# start of Given information
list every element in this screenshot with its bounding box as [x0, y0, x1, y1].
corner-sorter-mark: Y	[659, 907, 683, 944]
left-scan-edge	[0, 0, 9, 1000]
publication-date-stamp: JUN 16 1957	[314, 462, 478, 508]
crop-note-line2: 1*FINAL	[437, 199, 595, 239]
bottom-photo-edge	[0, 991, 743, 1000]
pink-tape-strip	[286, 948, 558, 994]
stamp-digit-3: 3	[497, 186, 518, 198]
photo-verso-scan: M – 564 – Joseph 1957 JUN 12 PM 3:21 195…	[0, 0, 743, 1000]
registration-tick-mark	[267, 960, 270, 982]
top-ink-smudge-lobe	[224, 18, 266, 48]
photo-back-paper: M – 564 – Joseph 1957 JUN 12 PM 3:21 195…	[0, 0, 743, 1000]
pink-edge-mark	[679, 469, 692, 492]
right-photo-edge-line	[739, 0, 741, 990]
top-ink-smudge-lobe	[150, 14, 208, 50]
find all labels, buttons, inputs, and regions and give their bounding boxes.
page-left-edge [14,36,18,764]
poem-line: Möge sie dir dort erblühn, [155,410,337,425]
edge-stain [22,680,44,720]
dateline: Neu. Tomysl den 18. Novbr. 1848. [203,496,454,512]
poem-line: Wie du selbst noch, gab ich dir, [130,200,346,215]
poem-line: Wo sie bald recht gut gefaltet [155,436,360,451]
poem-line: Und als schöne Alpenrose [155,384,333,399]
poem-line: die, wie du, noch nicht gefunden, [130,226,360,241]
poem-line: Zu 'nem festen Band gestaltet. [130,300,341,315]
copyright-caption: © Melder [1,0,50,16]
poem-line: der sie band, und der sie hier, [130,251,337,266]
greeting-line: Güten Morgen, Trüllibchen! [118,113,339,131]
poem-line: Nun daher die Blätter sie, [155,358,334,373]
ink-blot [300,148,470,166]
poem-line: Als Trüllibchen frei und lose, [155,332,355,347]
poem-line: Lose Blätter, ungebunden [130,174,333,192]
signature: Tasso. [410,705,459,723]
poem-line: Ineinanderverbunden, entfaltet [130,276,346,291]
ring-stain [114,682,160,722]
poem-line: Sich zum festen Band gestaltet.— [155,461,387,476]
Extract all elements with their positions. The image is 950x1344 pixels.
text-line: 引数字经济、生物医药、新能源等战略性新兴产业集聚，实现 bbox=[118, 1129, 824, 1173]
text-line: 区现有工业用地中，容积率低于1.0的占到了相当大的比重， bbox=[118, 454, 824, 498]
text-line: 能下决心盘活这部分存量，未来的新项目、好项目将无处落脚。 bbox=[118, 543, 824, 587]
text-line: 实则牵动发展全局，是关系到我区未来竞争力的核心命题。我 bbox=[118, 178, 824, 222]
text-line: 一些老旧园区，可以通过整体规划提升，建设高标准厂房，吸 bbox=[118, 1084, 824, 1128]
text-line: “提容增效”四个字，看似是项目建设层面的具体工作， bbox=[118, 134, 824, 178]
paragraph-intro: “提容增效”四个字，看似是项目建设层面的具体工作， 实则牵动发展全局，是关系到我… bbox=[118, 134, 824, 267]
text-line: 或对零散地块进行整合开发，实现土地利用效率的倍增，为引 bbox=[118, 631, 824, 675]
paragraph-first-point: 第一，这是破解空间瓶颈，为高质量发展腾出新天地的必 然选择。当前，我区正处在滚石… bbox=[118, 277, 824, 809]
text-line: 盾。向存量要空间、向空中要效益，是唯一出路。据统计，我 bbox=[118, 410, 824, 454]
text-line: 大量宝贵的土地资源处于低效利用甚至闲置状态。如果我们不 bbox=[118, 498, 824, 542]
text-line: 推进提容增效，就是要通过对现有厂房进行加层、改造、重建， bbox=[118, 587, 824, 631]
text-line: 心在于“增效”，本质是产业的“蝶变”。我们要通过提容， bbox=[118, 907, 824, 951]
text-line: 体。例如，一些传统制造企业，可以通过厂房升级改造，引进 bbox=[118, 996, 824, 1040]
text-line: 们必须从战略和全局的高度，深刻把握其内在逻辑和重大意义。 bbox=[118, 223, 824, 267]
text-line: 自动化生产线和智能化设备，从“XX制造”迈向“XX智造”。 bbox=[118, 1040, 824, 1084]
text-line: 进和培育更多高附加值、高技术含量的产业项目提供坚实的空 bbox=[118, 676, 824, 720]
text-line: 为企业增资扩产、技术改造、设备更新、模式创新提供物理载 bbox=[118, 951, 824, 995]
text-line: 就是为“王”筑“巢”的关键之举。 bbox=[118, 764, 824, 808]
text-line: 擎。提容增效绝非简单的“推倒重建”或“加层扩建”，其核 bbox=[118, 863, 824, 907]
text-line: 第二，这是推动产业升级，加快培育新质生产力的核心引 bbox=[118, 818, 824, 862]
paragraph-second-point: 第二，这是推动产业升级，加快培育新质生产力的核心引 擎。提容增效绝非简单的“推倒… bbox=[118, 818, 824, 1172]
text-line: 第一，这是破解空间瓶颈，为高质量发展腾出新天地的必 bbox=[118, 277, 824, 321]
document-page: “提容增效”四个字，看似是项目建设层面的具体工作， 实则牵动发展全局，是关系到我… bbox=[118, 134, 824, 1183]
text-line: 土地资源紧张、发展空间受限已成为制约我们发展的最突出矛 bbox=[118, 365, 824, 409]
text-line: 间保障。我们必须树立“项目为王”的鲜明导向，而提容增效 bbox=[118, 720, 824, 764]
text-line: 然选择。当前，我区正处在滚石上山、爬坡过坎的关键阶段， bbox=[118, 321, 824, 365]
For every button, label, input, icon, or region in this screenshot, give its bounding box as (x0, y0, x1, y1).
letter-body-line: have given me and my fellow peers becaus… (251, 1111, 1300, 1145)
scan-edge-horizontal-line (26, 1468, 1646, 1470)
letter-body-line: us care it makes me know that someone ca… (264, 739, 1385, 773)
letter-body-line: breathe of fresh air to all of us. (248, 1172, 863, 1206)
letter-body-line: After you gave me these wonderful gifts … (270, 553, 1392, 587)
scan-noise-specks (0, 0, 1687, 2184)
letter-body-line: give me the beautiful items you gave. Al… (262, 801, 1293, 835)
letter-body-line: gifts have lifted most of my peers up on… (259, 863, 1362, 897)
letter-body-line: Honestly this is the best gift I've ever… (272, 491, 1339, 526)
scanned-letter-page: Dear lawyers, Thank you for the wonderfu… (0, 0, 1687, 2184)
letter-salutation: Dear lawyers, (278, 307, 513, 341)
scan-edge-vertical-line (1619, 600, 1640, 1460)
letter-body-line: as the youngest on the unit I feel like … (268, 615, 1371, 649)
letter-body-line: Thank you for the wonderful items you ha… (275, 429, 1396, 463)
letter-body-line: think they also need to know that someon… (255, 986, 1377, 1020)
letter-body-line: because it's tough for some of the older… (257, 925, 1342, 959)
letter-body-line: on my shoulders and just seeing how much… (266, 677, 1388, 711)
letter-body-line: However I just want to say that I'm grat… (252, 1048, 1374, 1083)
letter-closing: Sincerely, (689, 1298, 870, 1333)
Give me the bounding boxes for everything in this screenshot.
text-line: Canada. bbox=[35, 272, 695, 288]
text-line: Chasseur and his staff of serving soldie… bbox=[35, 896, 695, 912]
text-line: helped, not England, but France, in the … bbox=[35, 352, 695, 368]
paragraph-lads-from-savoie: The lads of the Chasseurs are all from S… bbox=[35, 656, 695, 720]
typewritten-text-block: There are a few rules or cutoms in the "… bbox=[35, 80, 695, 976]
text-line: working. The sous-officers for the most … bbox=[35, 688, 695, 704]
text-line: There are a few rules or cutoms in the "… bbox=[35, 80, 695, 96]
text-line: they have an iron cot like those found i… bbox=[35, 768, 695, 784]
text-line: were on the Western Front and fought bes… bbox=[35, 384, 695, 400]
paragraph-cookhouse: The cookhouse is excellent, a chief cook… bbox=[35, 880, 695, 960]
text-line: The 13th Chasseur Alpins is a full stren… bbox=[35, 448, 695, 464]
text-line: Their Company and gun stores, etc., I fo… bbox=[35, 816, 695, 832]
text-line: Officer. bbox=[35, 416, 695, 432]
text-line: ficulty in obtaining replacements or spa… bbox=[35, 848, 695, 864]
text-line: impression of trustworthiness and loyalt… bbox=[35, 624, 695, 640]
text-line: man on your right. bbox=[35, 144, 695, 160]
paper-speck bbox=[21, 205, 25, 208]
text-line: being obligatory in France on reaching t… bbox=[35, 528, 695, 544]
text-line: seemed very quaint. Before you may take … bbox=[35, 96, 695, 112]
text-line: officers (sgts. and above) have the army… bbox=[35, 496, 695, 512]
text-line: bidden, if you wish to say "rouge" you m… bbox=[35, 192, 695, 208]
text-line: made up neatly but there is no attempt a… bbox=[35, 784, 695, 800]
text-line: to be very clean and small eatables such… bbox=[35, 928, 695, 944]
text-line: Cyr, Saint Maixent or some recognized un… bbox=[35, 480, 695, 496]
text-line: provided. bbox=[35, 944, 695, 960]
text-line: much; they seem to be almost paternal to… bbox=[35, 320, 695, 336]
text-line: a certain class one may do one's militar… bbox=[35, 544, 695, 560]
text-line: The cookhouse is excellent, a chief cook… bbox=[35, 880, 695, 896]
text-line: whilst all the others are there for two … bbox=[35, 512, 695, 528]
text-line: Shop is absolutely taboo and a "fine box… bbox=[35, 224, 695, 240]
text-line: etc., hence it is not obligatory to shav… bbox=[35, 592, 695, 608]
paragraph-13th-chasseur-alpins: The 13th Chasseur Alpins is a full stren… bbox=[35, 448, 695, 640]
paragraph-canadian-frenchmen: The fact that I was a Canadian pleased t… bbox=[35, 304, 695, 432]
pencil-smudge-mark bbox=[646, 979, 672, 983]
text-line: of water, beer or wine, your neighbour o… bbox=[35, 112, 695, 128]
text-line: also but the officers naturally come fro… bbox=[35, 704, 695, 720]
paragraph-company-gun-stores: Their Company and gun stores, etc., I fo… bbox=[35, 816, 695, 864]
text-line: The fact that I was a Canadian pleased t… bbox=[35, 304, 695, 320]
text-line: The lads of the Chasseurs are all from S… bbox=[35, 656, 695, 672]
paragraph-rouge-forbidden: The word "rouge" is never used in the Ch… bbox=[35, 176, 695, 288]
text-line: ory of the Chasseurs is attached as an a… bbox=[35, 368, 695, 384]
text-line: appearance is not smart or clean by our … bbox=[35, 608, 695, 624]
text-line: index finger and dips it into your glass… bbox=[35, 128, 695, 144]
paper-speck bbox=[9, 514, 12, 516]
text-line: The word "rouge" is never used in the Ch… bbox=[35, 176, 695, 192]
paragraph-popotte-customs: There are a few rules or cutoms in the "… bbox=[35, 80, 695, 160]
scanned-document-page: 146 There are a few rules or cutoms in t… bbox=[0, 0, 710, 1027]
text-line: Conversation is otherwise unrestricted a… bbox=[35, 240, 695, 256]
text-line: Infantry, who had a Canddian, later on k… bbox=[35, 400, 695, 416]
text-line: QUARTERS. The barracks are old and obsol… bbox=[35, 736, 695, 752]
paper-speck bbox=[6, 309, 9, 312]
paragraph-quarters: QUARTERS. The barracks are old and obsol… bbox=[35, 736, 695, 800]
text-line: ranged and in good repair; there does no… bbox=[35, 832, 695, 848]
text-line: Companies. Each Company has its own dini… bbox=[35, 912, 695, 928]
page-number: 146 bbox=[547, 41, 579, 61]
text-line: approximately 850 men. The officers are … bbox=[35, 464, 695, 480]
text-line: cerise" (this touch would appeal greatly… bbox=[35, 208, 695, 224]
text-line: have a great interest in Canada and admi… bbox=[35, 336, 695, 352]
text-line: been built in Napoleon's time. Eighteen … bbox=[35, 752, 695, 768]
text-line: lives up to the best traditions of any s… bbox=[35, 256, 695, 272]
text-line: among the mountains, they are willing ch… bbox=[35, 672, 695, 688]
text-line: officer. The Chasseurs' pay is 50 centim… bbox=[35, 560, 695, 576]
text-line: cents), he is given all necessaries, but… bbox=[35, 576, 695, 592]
# end of Given information
Exercise aim
Express the data as a JSON list of strings, one per line, starting at the first line of the data and ending at the line containing "Extract all elements", with blank lines left out.

Written response
[
  "list every element in this screenshot with its bounding box as [x0, y0, x1, y1].",
  "corner-sorter-mark: Y\t[659, 907, 683, 944]",
  "left-scan-edge\t[0, 0, 9, 1000]",
  "publication-date-stamp: JUN 16 1957\t[314, 462, 478, 508]",
  "crop-note-line2: 1*FINAL\t[437, 199, 595, 239]",
  "bottom-photo-edge\t[0, 991, 743, 1000]",
  "pink-tape-strip\t[286, 948, 558, 994]",
  "stamp-digit-3: 3\t[497, 186, 518, 198]",
  "photo-verso-scan: M – 564 – Joseph 1957 JUN 12 PM 3:21 195…\t[0, 0, 743, 1000]",
  "registration-tick-mark\t[267, 960, 270, 982]",
  "top-ink-smudge-lobe\t[224, 18, 266, 48]",
  "photo-back-paper: M – 564 – Joseph 1957 JUN 12 PM 3:21 195…\t[0, 0, 743, 1000]",
  "pink-edge-mark\t[679, 469, 692, 492]",
  "right-photo-edge-line\t[739, 0, 741, 990]",
  "top-ink-smudge-lobe\t[150, 14, 208, 50]",
  "find all labels, buttons, inputs, and regions and give their bounding boxes.",
  "page-left-edge [14,36,18,764]",
  "poem-line: Möge sie dir dort erblühn, [155,410,337,425]",
  "edge-stain [22,680,44,720]",
  "dateline: Neu. Tomysl den 18. Novbr. 1848. [203,496,454,512]",
  "poem-line: Wie du selbst noch, gab ich dir, [130,200,346,215]",
  "poem-line: Wo sie bald recht gut gefaltet [155,436,360,451]",
  "poem-line: Und als schöne Alpenrose [155,384,333,399]",
  "poem-line: die, wie du, noch nicht gefunden, [130,226,360,241]",
  "poem-line: Zu 'nem festen Band gestaltet. [130,300,341,315]",
  "copyright-caption: © Melder [1,0,50,16]",
  "poem-line: der sie band, und der sie hier, [130,251,337,266]",
  "greeting-line: Güten Morgen, Trüllibchen! [118,113,339,131]",
  "poem-line: Nun daher die Blätter sie, [155,358,334,373]",
  "ink-blot [300,148,470,166]",
  "poem-line: Als Trüllibchen frei und lose, [155,332,355,347]",
  "poem-line: Lose Blätter, ungebunden [130,174,333,192]",
  "signature: Tasso. [410,705,459,723]",
  "poem-line: Ineinanderverbunden, entfaltet [130,276,346,291]",
  "ring-stain [114,682,160,722]",
  "poem-line: Sich zum festen Band gestaltet.— [155,461,387,476]",
  "Extract all elements with their positions. The image is 950x1344 pixels."
]